## begin
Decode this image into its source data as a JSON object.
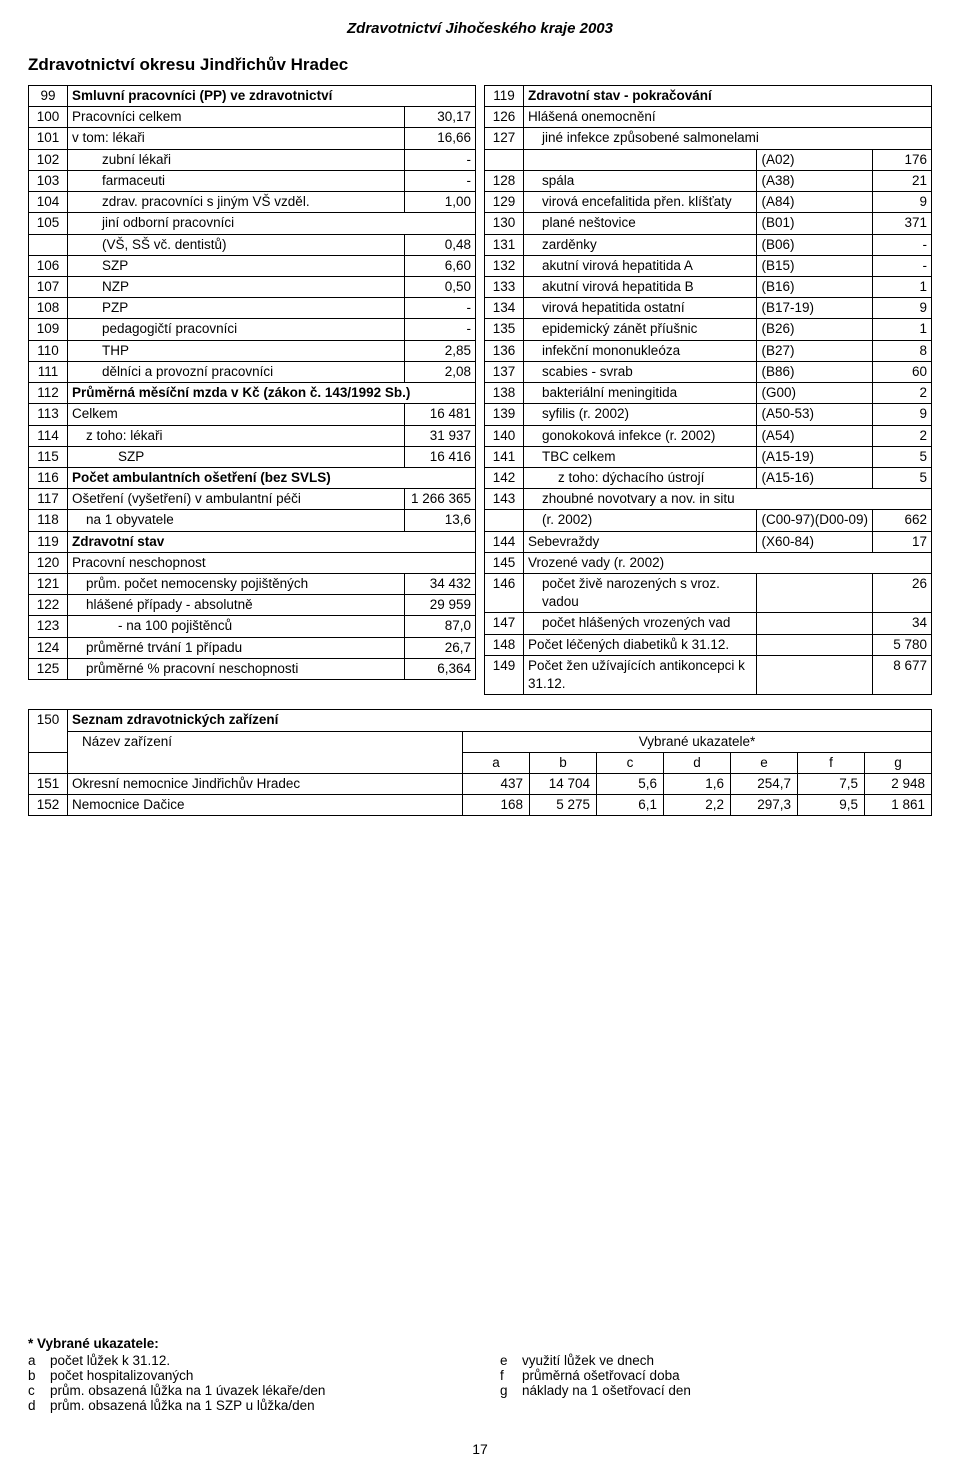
{
  "header": "Zdravotnictví Jihočeského kraje 2003",
  "title": "Zdravotnictví okresu Jindřichův Hradec",
  "left_rows": [
    {
      "n": "99",
      "label": "Smluvní pracovníci (PP) ve zdravotnictví",
      "val": "",
      "bold": true,
      "indent": 0
    },
    {
      "n": "100",
      "label": "Pracovníci celkem",
      "val": "30,17",
      "indent": 0
    },
    {
      "n": "101",
      "label": "v tom: lékaři",
      "val": "16,66",
      "indent": 0
    },
    {
      "n": "102",
      "label": "zubní lékaři",
      "val": "-",
      "indent": 2
    },
    {
      "n": "103",
      "label": "farmaceuti",
      "val": "-",
      "indent": 2
    },
    {
      "n": "104",
      "label": "zdrav. pracovníci s jiným VŠ vzděl.",
      "val": "1,00",
      "indent": 2
    },
    {
      "n": "105",
      "label": "jiní odborní pracovníci",
      "val": "",
      "indent": 2
    },
    {
      "n": "",
      "label": "(VŠ, SŠ vč. dentistů)",
      "val": "0,48",
      "indent": 2
    },
    {
      "n": "106",
      "label": "SZP",
      "val": "6,60",
      "indent": 2
    },
    {
      "n": "107",
      "label": "NZP",
      "val": "0,50",
      "indent": 2
    },
    {
      "n": "108",
      "label": "PZP",
      "val": "-",
      "indent": 2
    },
    {
      "n": "109",
      "label": "pedagogičtí pracovníci",
      "val": "-",
      "indent": 2
    },
    {
      "n": "110",
      "label": "THP",
      "val": "2,85",
      "indent": 2
    },
    {
      "n": "111",
      "label": "dělníci a provozní pracovníci",
      "val": "2,08",
      "indent": 2
    },
    {
      "n": "112",
      "label": "Průměrná měsíční mzda v Kč (zákon č. 143/1992 Sb.)",
      "val": "",
      "bold": true,
      "indent": 0
    },
    {
      "n": "113",
      "label": "Celkem",
      "val": "16 481",
      "indent": 0
    },
    {
      "n": "114",
      "label": "z toho: lékaři",
      "val": "31 937",
      "indent": 1
    },
    {
      "n": "115",
      "label": "SZP",
      "val": "16 416",
      "indent": 3
    },
    {
      "n": "116",
      "label": "Počet ambulantních ošetření (bez SVLS)",
      "val": "",
      "bold": true,
      "indent": 0
    },
    {
      "n": "117",
      "label": "Ošetření (vyšetření) v ambulantní péči",
      "val": "1 266 365",
      "indent": 0
    },
    {
      "n": "118",
      "label": "na 1 obyvatele",
      "val": "13,6",
      "indent": 1
    },
    {
      "n": "119",
      "label": "Zdravotní stav",
      "val": "",
      "bold": true,
      "indent": 0
    },
    {
      "n": "120",
      "label": "Pracovní neschopnost",
      "val": "",
      "indent": 0
    },
    {
      "n": "121",
      "label": "prům. počet nemocensky pojištěných",
      "val": "34 432",
      "indent": 1
    },
    {
      "n": "122",
      "label": "hlášené případy  - absolutně",
      "val": "29 959",
      "indent": 1
    },
    {
      "n": "123",
      "label": "- na 100 pojištěnců",
      "val": "87,0",
      "indent": 3
    },
    {
      "n": "124",
      "label": "průměrné trvání 1 případu",
      "val": "26,7",
      "indent": 1
    },
    {
      "n": "125",
      "label": "průměrné % pracovní neschopnosti",
      "val": "6,364",
      "indent": 1
    }
  ],
  "right_rows": [
    {
      "n": "119",
      "label": "Zdravotní stav - pokračování",
      "code": "",
      "val": "",
      "bold": true,
      "indent": 0
    },
    {
      "n": "126",
      "label": "Hlášená onemocnění",
      "code": "",
      "val": "",
      "indent": 0
    },
    {
      "n": "127",
      "label": "jiné infekce způsobené salmonelami",
      "code": "",
      "val": "",
      "indent": 1
    },
    {
      "n": "",
      "label": "",
      "code": "(A02)",
      "val": "176",
      "indent": 1
    },
    {
      "n": "128",
      "label": "spála",
      "code": "(A38)",
      "val": "21",
      "indent": 1
    },
    {
      "n": "129",
      "label": "virová encefalitida přen. klíšťaty",
      "code": "(A84)",
      "val": "9",
      "indent": 1
    },
    {
      "n": "130",
      "label": "plané neštovice",
      "code": "(B01)",
      "val": "371",
      "indent": 1
    },
    {
      "n": "131",
      "label": "zarděnky",
      "code": "(B06)",
      "val": "-",
      "indent": 1
    },
    {
      "n": "132",
      "label": "akutní virová hepatitida A",
      "code": "(B15)",
      "val": "-",
      "indent": 1
    },
    {
      "n": "133",
      "label": "akutní virová hepatitida B",
      "code": "(B16)",
      "val": "1",
      "indent": 1
    },
    {
      "n": "134",
      "label": "virová hepatitida ostatní",
      "code": "(B17-19)",
      "val": "9",
      "indent": 1
    },
    {
      "n": "135",
      "label": "epidemický zánět příušnic",
      "code": "(B26)",
      "val": "1",
      "indent": 1
    },
    {
      "n": "136",
      "label": "infekční mononukleóza",
      "code": "(B27)",
      "val": "8",
      "indent": 1
    },
    {
      "n": "137",
      "label": "scabies - svrab",
      "code": "(B86)",
      "val": "60",
      "indent": 1
    },
    {
      "n": "138",
      "label": "bakteriální meningitida",
      "code": "(G00)",
      "val": "2",
      "indent": 1
    },
    {
      "n": "139",
      "label": "syfilis (r. 2002)",
      "code": "(A50-53)",
      "val": "9",
      "indent": 1
    },
    {
      "n": "140",
      "label": "gonokoková infekce (r. 2002)",
      "code": "(A54)",
      "val": "2",
      "indent": 1
    },
    {
      "n": "141",
      "label": "TBC celkem",
      "code": "(A15-19)",
      "val": "5",
      "indent": 1
    },
    {
      "n": "142",
      "label": "z toho: dýchacího ústrojí",
      "code": "(A15-16)",
      "val": "5",
      "indent": 2
    },
    {
      "n": "143",
      "label": "zhoubné novotvary a nov. in situ",
      "code": "",
      "val": "",
      "indent": 1
    },
    {
      "n": "",
      "label": "(r. 2002)",
      "code": "(C00-97)(D00-09)",
      "val": "662",
      "indent": 1
    },
    {
      "n": "144",
      "label": "Sebevraždy",
      "code": "(X60-84)",
      "val": "17",
      "indent": 0
    },
    {
      "n": "145",
      "label": "Vrozené vady (r. 2002)",
      "code": "",
      "val": "",
      "indent": 0
    },
    {
      "n": "146",
      "label": "počet živě narozených s vroz. vadou",
      "code": "",
      "val": "26",
      "indent": 1
    },
    {
      "n": "147",
      "label": "počet hlášených vrozených vad",
      "code": "",
      "val": "34",
      "indent": 1
    },
    {
      "n": "148",
      "label": "Počet léčených diabetiků k 31.12.",
      "code": "",
      "val": "5 780",
      "indent": 0
    },
    {
      "n": "149",
      "label": "Počet žen užívajících antikoncepci k 31.12.",
      "code": "",
      "val": "8 677",
      "indent": 0
    }
  ],
  "facilities": {
    "section_n": "150",
    "section_title": "Seznam zdravotnických zařízení",
    "name_header": "Název zařízení",
    "ind_header": "Vybrané ukazatele*",
    "cols": [
      "a",
      "b",
      "c",
      "d",
      "e",
      "f",
      "g"
    ],
    "rows": [
      {
        "n": "151",
        "name": "Okresní nemocnice Jindřichův Hradec",
        "vals": [
          "437",
          "14 704",
          "5,6",
          "1,6",
          "254,7",
          "7,5",
          "2 948"
        ]
      },
      {
        "n": "152",
        "name": "Nemocnice Dačice",
        "vals": [
          "168",
          "5 275",
          "6,1",
          "2,2",
          "297,3",
          "9,5",
          "1 861"
        ]
      }
    ]
  },
  "footnotes": {
    "title": "*   Vybrané ukazatele:",
    "left": [
      {
        "k": "a",
        "t": "počet lůžek k 31.12."
      },
      {
        "k": "b",
        "t": "počet hospitalizovaných"
      },
      {
        "k": "c",
        "t": "prům. obsazená lůžka na 1 úvazek lékaře/den"
      },
      {
        "k": "d",
        "t": "prům. obsazená lůžka na 1 SZP u lůžka/den"
      }
    ],
    "right": [
      {
        "k": "e",
        "t": "využití lůžek ve dnech"
      },
      {
        "k": "f",
        "t": "průměrná ošetřovací doba"
      },
      {
        "k": "g",
        "t": "náklady na 1 ošetřovací den"
      }
    ]
  },
  "page_number": "17"
}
## end
GIVEN TASK -> Copy every line above that holds the word "hepatitida".

TASK OUTPUT ->
      "label": "akutní virová hepatitida A",
      "label": "akutní virová hepatitida B",
      "label": "virová hepatitida ostatní",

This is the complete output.